### Required task
Will you write out the data exactly, excluding every picture?
::: Data provided
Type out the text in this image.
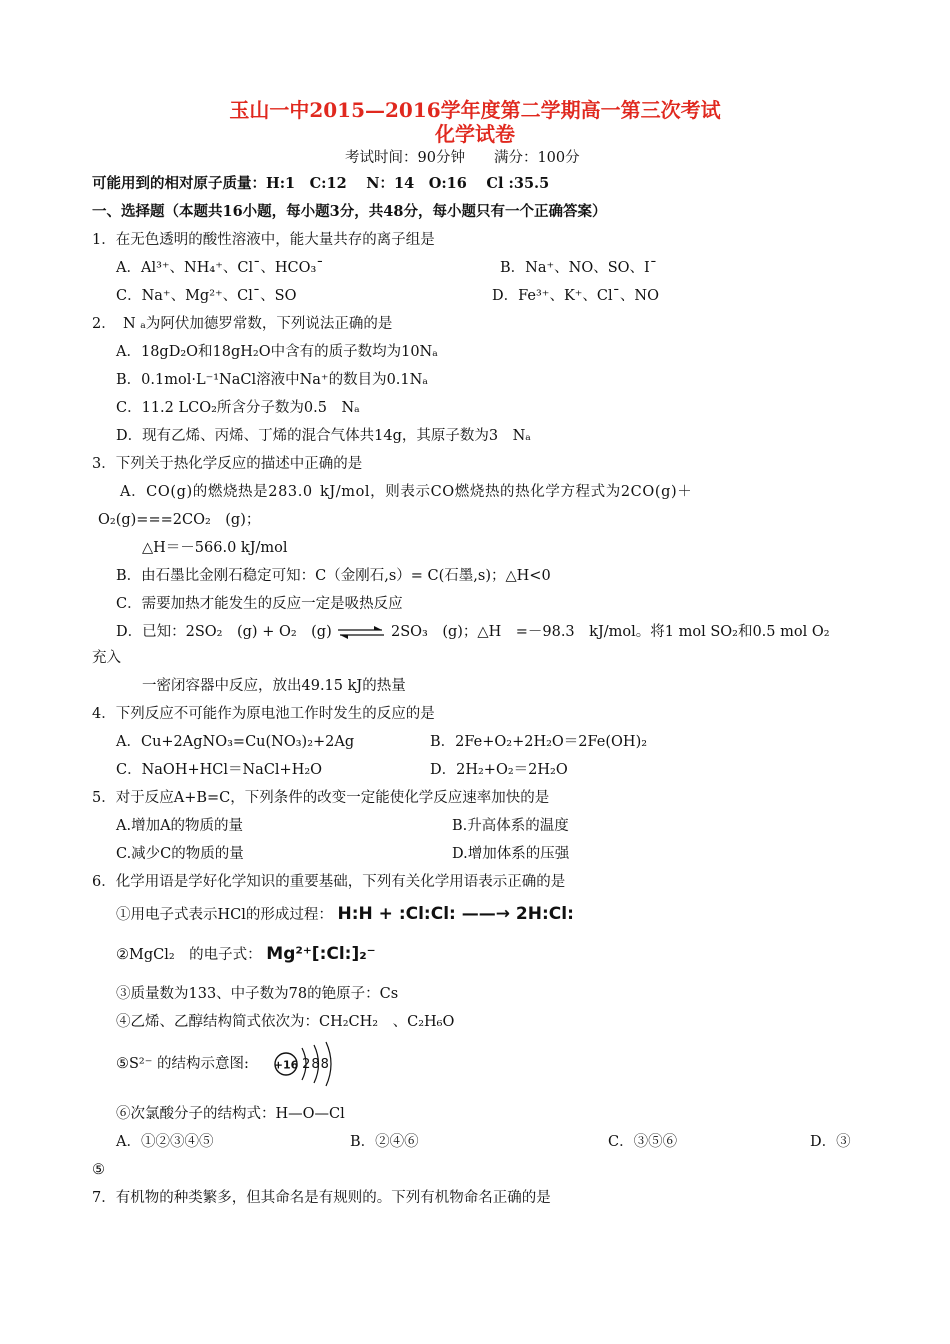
玉山一中2015—2016学年度第二学期高一第三次考试
化学试卷
考试时间：90分钟　　满分：100分
可能用到的相对原子质量：H:1　C:12　 N：14　O:16　 Cl :35.5
一、选择题（本题共16小题，每小题3分，共48分，每小题只有一个正确答案）
1．在无色透明的酸性溶液中，能大量共存的离子组是
A．Al³⁺、NH₄⁺、Cl¯、HCO₃¯	B．Na⁺、NO、SO、I¯
C．Na⁺、Mg²⁺、Cl¯、SO	D．Fe³⁺、K⁺、Cl¯、NO
2．　N ₐ为阿伏加德罗常数，下列说法正确的是
A．18gD₂O和18gH₂O中含有的质子数均为10Nₐ
B．0.1mol·L⁻¹NaCl溶液中Na⁺的数目为0.1Nₐ
C．11.2 LCO₂所含分子数为0.5　Nₐ
D．现有乙烯、丙烯、丁烯的混合气体共14g，其原子数为3　Nₐ
3．下列关于热化学反应的描述中正确的是
A．CO(g)的燃烧热是283.0 kJ/mol，则表示CO燃烧热的热化学方程式为2CO(g)＋
O₂(g)===2CO₂　(g)；
△H＝－566.0 kJ/mol
B．由石墨比金刚石稳定可知：C（金刚石,s）= C(石墨,s)；△H<0
C．需要加热才能发生的反应一定是吸热反应
D．已知：2SO₂　(g) + O₂　(g) ⇌ 2SO₃　(g)；△H　=－98.3　kJ/mol。将1 mol SO₂和0.5 mol O₂
充入
一密闭容器中反应，放出49.15 kJ的热量
4．下列反应不可能作为原电池工作时发生的反应的是
A．Cu+2AgNO₃=Cu(NO₃)₂+2Ag	B．2Fe+O₂+2H₂O＝2Fe(OH)₂
C．NaOH+HCl＝NaCl+H₂O	D．2H₂+O₂＝2H₂O
5．对于反应A+B=C，下列条件的改变一定能使化学反应速率加快的是
A.增加A的物质的量	B.升高体系的温度
C.减少C的物质的量	D.增加体系的压强
6．化学用语是学好化学知识的重要基础，下列有关化学用语表示正确的是
①用电子式表示HCl的形成过程： H:H + :Cl:Cl: ——→ 2H:Cl:
②MgCl₂　的电子式： Mg²⁺[:Cl:]₂⁻
③质量数为133、中子数为78的铯原子：Cs
④乙烯、乙醇结构简式依次为：CH₂CH₂　、C₂H₆O
⑤S²⁻ 的结构示意图: +16 288
⑥次氯酸分子的结构式：H—O—Cl
A．①②③④⑤	B．②④⑥	C．③⑤⑥	D．③
⑤
7．有机物的种类繁多，但其命名是有规则的。下列有机物命名正确的是
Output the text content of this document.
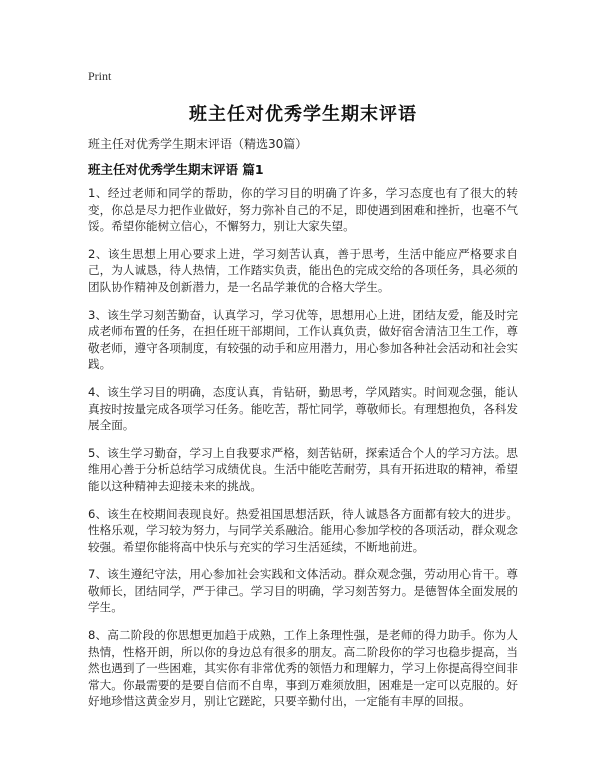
Print
班主任对优秀学生期末评语
班主任对优秀学生期末评语（精选30篇）
班主任对优秀学生期末评语 篇1

1、经过老师和同学的帮助，你的学习目的明确了许多，学习态度也有了很大的转变，你总是尽力把作业做好，努力弥补自己的不足，即使遇到困难和挫折，也毫不气馁。希望你能树立信心，不懈努力，别让大家失望。

2、该生思想上用心要求上进，学习刻苦认真，善于思考，生活中能应严格要求自己，为人诚恳，待人热情，工作踏实负责，能出色的完成交给的各项任务，具必须的团队协作精神及创新潜力，是一名品学兼优的合格大学生。

3、该生学习刻苦勤奋，认真学习，学习优等，思想用心上进，团结友爱，能及时完成老师布置的任务，在担任班干部期间，工作认真负责，做好宿舍清洁卫生工作，尊敬老师，遵守各项制度，有较强的动手和应用潜力，用心参加各种社会活动和社会实践。

4、该生学习目的明确，态度认真，肯钻研，勤思考，学风踏实。时间观念强，能认真按时按量完成各项学习任务。能吃苦，帮忙同学，尊敬师长。有理想抱负，各科发展全面。

5、该生学习勤奋，学习上自我要求严格，刻苦钻研，探索适合个人的学习方法。思维用心善于分析总结学习成绩优良。生活中能吃苦耐劳，具有开拓进取的精神，希望能以这种精神去迎接未来的挑战。

6、该生在校期间表现良好。热爱祖国思想活跃，待人诚恳各方面都有较大的进步。性格乐观，学习较为努力，与同学关系融洽。能用心参加学校的各项活动，群众观念较强。希望你能将高中快乐与充实的学习生活延续，不断地前进。

7、该生遵纪守法，用心参加社会实践和文体活动。群众观念强，劳动用心肯干。尊敬师长，团结同学，严于律己。学习目的明确，学习刻苦努力。是德智体全面发展的学生。

8、高二阶段的你思想更加趋于成熟，工作上条理性强，是老师的得力助手。你为人热情，性格开朗，所以你的身边总有很多的朋友。高二阶段你的学习也稳步提高，当然也遇到了一些困难，其实你有非常优秀的领悟力和理解力，学习上你提高得空间非常大。你最需要的是要自信而不自卑，事到万难须放胆，困难是一定可以克服的。好好地珍惜这黄金岁月，别让它蹉跎，只要辛勤付出，一定能有丰厚的回报。
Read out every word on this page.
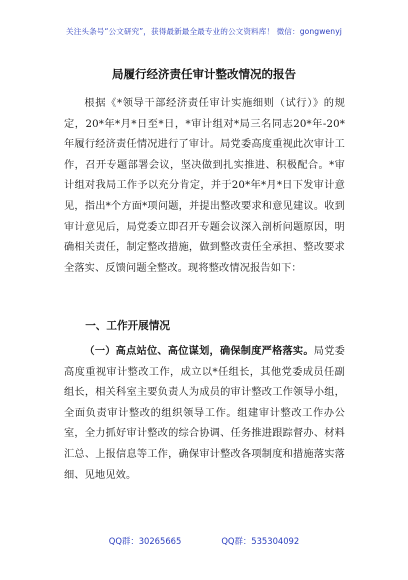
关注头条号“公文研究”，获得最新最全最专业的公文资料库！ 微信：gongwenyj
局履行经济责任审计整改情况的报告

根据《*领导干部经济责任审计实施细则（试行）》的规定，20*年*月*日至*日，*审计组对*局三名同志20*年-20*年履行经济责任情况进行了审计。局党委高度重视此次审计工作，召开专题部署会议，坚决做到扎实推进、积极配合。*审计组对我局工作予以充分肯定，并于20*年*月*日下发审计意见，指出*个方面*项问题，并提出整改要求和意见建议。收到审计意见后，局党委立即召开专题会议深入剖析问题原因，明确相关责任，制定整改措施，做到整改责任全承担、整改要求全落实、反馈问题全整改。现将整改情况报告如下：

一、工作开展情况

（一）高点站位、高位谋划，确保制度严格落实。局党委高度重视审计整改工作，成立以*任组长，其他党委成员任副组长，相关科室主要负责人为成员的审计整改工作领导小组，全面负责审计整改的组织领导工作。组建审计整改工作办公室，全力抓好审计整改的综合协调、任务推进跟踪督办、材料汇总、上报信息等工作，确保审计整改各项制度和措施落实落细、见地见效。

QQ群：30265665	QQ群：535304092
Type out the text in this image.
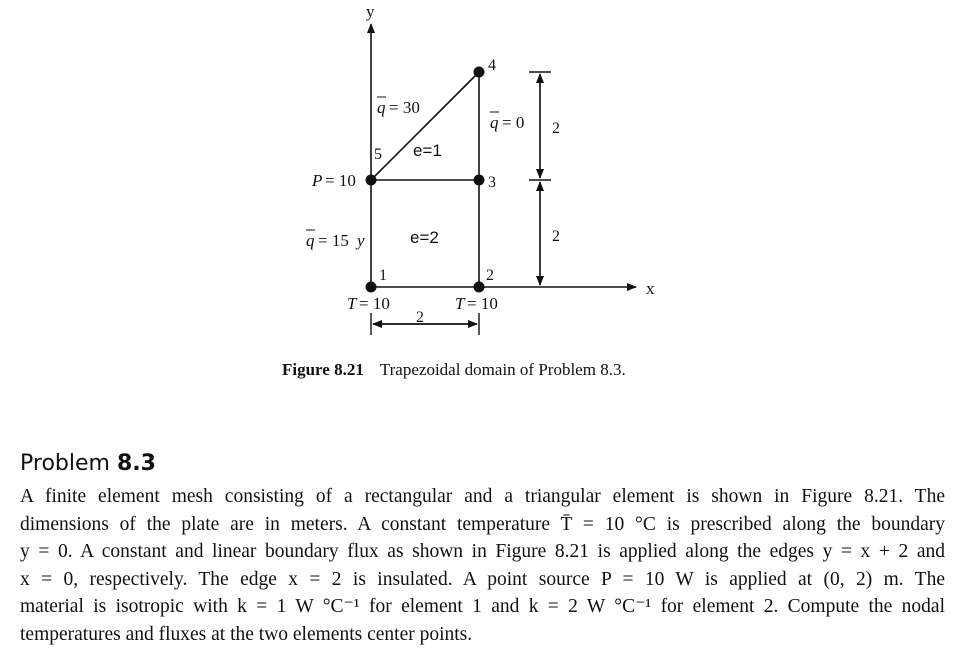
y
x
1	2
3
4
5 e=1
e=2
q = 30
q = 0
q = 15 y
P = 10
T = 10	T = 10
2
2
2
Figure 8.21 Trapezoidal domain of Problem 8.3.
Problem 8.3
A finite element mesh consisting of a rectangular and a triangular element is shown in Figure 8.21. The
dimensions of the plate are in meters. A constant temperature T̄ = 10 °C is prescribed along the boundary
y = 0. A constant and linear boundary flux as shown in Figure 8.21 is applied along the edges y = x + 2 and
x = 0, respectively. The edge x = 2 is insulated. A point source P = 10 W is applied at (0, 2) m. The
material is isotropic with k = 1 W °C⁻¹ for element 1 and k = 2 W °C⁻¹ for element 2. Compute the nodal
temperatures and fluxes at the two elements center points.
::::::
### The completed task
Type out the text in this image.
玉山一中2015—2016学年度第二学期高一第三次考试
化学试卷
考试时间：90分钟　　满分：100分
可能用到的相对原子质量：H:1　C:12　 N：14　O:16　 Cl :35.5
一、选择题（本题共16小题，每小题3分，共48分，每小题只有一个正确答案）
1．在无色透明的酸性溶液中，能大量共存的离子组是
A．Al³⁺、NH₄⁺、Cl¯、HCO₃¯	B．Na⁺、NO、SO、I¯
C．Na⁺、Mg²⁺、Cl¯、SO	D．Fe³⁺、K⁺、Cl¯、NO
2．　N ₐ为阿伏加德罗常数，下列说法正确的是
A．18gD₂O和18gH₂O中含有的质子数均为10Nₐ
B．0.1mol·L⁻¹NaCl溶液中Na⁺的数目为0.1Nₐ
C．11.2 LCO₂所含分子数为0.5　Nₐ
D．现有乙烯、丙烯、丁烯的混合气体共14g，其原子数为3　Nₐ
3．下列关于热化学反应的描述中正确的是
A．CO(g)的燃烧热是283.0 kJ/mol，则表示CO燃烧热的热化学方程式为2CO(g)＋
O₂(g)===2CO₂　(g)；
△H＝－566.0 kJ/mol
B．由石墨比金刚石稳定可知：C（金刚石,s）= C(石墨,s)；△H<0
C．需要加热才能发生的反应一定是吸热反应
D．已知：2SO₂　(g) + O₂　(g) ⇌ 2SO₃　(g)；△H　=－98.3　kJ/mol。将1 mol SO₂和0.5 mol O₂
充入
一密闭容器中反应，放出49.15 kJ的热量
4．下列反应不可能作为原电池工作时发生的反应的是
A．Cu+2AgNO₃=Cu(NO₃)₂+2Ag	B．2Fe+O₂+2H₂O＝2Fe(OH)₂
C．NaOH+HCl＝NaCl+H₂O	D．2H₂+O₂＝2H₂O
5．对于反应A+B=C，下列条件的改变一定能使化学反应速率加快的是
A.增加A的物质的量	B.升高体系的温度
C.减少C的物质的量	D.增加体系的压强
6．化学用语是学好化学知识的重要基础，下列有关化学用语表示正确的是
①用电子式表示HCl的形成过程： H:H + :Cl:Cl: ——→ 2H:Cl:
②MgCl₂　的电子式： Mg²⁺[:Cl:]₂⁻
③质量数为133、中子数为78的铯原子：Cs
④乙烯、乙醇结构简式依次为：CH₂CH₂　、C₂H₆O
⑤S²⁻ 的结构示意图: +16 288
⑥次氯酸分子的结构式：H—O—Cl
A．①②③④⑤	B．②④⑥	C．③⑤⑥	D．③
⑤
7．有机物的种类繁多，但其命名是有规则的。下列有机物命名正确的是
Output the text content of this document.
Print
班主任对优秀学生期末评语
班主任对优秀学生期末评语（精选30篇）
班主任对优秀学生期末评语 篇1

1、经过老师和同学的帮助，你的学习目的明确了许多，学习态度也有了很大的转变，你总是尽力把作业做好，努力弥补自己的不足，即使遇到困难和挫折，也毫不气馁。希望你能树立信心，不懈努力，别让大家失望。

2、该生思想上用心要求上进，学习刻苦认真，善于思考，生活中能应严格要求自己，为人诚恳，待人热情，工作踏实负责，能出色的完成交给的各项任务，具必须的团队协作精神及创新潜力，是一名品学兼优的合格大学生。

3、该生学习刻苦勤奋，认真学习，学习优等，思想用心上进，团结友爱，能及时完成老师布置的任务，在担任班干部期间，工作认真负责，做好宿舍清洁卫生工作，尊敬老师，遵守各项制度，有较强的动手和应用潜力，用心参加各种社会活动和社会实践。

4、该生学习目的明确，态度认真，肯钻研，勤思考，学风踏实。时间观念强，能认真按时按量完成各项学习任务。能吃苦，帮忙同学，尊敬师长。有理想抱负，各科发展全面。

5、该生学习勤奋，学习上自我要求严格，刻苦钻研，探索适合个人的学习方法。思维用心善于分析总结学习成绩优良。生活中能吃苦耐劳，具有开拓进取的精神，希望能以这种精神去迎接未来的挑战。

6、该生在校期间表现良好。热爱祖国思想活跃，待人诚恳各方面都有较大的进步。性格乐观，学习较为努力，与同学关系融洽。能用心参加学校的各项活动，群众观念较强。希望你能将高中快乐与充实的学习生活延续，不断地前进。

7、该生遵纪守法，用心参加社会实践和文体活动。群众观念强，劳动用心肯干。尊敬师长，团结同学，严于律己。学习目的明确，学习刻苦努力。是德智体全面发展的学生。

8、高二阶段的你思想更加趋于成熟，工作上条理性强，是老师的得力助手。你为人热情，性格开朗，所以你的身边总有很多的朋友。高二阶段你的学习也稳步提高，当然也遇到了一些困难，其实你有非常优秀的领悟力和理解力，学习上你提高得空间非常大。你最需要的是要自信而不自卑，事到万难须放胆，困难是一定可以克服的。好好地珍惜这黄金岁月，别让它蹉跎，只要辛勤付出，一定能有丰厚的回报。
Read out every word on this page.
关注头条号“公文研究”，获得最新最全最专业的公文资料库！ 微信：gongwenyj
局履行经济责任审计整改情况的报告

根据《*领导干部经济责任审计实施细则（试行）》的规定，20*年*月*日至*日，*审计组对*局三名同志20*年-20*年履行经济责任情况进行了审计。局党委高度重视此次审计工作，召开专题部署会议，坚决做到扎实推进、积极配合。*审计组对我局工作予以充分肯定，并于20*年*月*日下发审计意见，指出*个方面*项问题，并提出整改要求和意见建议。收到审计意见后，局党委立即召开专题会议深入剖析问题原因，明确相关责任，制定整改措施，做到整改责任全承担、整改要求全落实、反馈问题全整改。现将整改情况报告如下：

一、工作开展情况

（一）高点站位、高位谋划，确保制度严格落实。局党委高度重视审计整改工作，成立以*任组长，其他党委成员任副组长，相关科室主要负责人为成员的审计整改工作领导小组，全面负责审计整改的组织领导工作。组建审计整改工作办公室，全力抓好审计整改的综合协调、任务推进跟踪督办、材料汇总、上报信息等工作，确保审计整改各项制度和措施落实落细、见地见效。

QQ群：30265665	QQ群：535304092
Type out the text in this image.
y
x
1	2
3
4
5 e=1
e=2
q = 30
q = 0
q = 15 y
P = 10
T = 10	T = 10
2
2
2
Figure 8.21 Trapezoidal domain of Problem 8.3.
Problem 8.3
A finite element mesh consisting of a rectangular and a triangular element is shown in Figure 8.21. The
dimensions of the plate are in meters. A constant temperature T̄ = 10 °C is prescribed along the boundary
y = 0. A constant and linear boundary flux as shown in Figure 8.21 is applied along the edges y = x + 2 and
x = 0, respectively. The edge x = 2 is insulated. A point source P = 10 W is applied at (0, 2) m. The
material is isotropic with k = 1 W °C⁻¹ for element 1 and k = 2 W °C⁻¹ for element 2. Compute the nodal
temperatures and fluxes at the two elements center points.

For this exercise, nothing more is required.